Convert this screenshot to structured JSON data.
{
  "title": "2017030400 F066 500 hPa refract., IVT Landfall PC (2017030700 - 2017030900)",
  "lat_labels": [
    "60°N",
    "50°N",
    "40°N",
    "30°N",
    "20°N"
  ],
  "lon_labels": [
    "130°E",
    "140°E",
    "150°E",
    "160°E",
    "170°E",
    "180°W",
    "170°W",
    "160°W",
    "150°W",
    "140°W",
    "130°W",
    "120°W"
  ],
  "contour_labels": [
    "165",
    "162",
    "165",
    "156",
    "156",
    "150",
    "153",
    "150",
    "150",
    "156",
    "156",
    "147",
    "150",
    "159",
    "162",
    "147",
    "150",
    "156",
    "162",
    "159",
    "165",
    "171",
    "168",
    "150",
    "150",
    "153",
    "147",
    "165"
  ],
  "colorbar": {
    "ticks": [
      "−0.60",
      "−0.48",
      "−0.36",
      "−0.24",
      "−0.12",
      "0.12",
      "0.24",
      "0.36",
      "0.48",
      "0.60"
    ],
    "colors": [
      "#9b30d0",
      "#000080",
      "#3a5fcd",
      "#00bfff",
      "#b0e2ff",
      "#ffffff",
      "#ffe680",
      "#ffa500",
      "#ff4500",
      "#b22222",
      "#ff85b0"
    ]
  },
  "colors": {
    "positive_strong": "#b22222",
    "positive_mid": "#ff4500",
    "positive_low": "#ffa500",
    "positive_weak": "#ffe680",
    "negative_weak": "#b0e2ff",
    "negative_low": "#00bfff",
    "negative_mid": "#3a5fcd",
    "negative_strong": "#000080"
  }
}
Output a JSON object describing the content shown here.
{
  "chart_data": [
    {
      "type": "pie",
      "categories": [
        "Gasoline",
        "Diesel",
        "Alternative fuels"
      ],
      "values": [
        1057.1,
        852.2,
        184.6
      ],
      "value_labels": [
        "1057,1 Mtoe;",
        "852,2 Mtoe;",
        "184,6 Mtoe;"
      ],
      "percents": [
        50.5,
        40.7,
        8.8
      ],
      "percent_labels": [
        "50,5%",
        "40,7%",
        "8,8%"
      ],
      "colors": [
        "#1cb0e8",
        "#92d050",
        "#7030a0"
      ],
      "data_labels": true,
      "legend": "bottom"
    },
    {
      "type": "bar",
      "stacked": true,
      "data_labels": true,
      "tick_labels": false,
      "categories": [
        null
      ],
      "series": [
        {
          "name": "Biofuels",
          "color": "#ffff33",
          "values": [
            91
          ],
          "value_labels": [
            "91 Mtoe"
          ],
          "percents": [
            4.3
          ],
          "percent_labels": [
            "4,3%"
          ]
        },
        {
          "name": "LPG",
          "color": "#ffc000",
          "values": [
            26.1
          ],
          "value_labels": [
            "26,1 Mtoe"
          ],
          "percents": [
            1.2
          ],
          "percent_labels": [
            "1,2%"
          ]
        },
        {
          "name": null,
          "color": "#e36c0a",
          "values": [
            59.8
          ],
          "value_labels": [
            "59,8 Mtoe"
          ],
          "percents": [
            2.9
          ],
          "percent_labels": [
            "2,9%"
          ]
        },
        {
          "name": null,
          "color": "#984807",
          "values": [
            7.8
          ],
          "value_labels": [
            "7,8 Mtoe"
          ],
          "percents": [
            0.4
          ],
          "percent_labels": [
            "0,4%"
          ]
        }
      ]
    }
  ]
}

| Problem requirements |
Search the material above for "JSON". Pull out each line where it shows up.

| Task response |
Convert this screenshot to structured JSON data.
Output a JSON object describing the content shown here.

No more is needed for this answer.